» **The request**
Copy every line of the listing below, requests included, and shift each bounding-box coordinate in the answers by -123. Omit the pictures.

» **Provided material**
^^^^^^^^^^^^^^^^
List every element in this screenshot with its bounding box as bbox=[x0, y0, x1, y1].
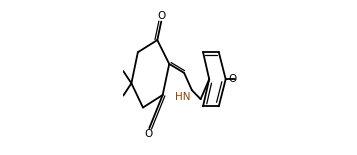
Text: O: O bbox=[144, 129, 152, 139]
Text: O: O bbox=[228, 74, 237, 84]
Text: HN: HN bbox=[175, 92, 191, 102]
Text: O: O bbox=[158, 11, 166, 21]
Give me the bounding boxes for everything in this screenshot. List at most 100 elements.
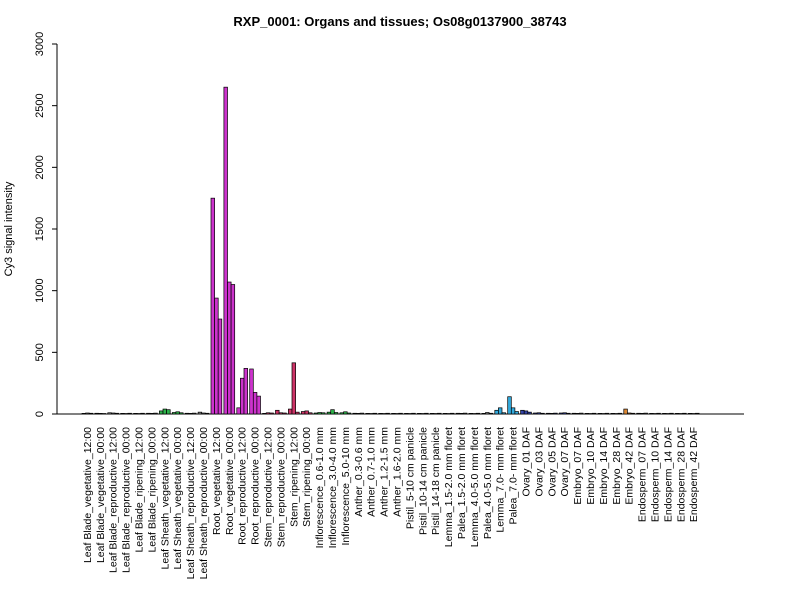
^^^^^^^^^^^^^^^^
» **Answer for this exercise**
List every element in this screenshot with its bounding box as bbox=[x0, y0, x1, y1].
Text: O: O bbox=[21, 6, 29, 16]
Text: O: O bbox=[105, -49, 114, -39]
Text: HN: HN bbox=[52, -31, 68, -21]
Text: O: O bbox=[35, -112, 43, -102]
Give me the bounding boxes for everything in this screenshot. List at most 100 elements.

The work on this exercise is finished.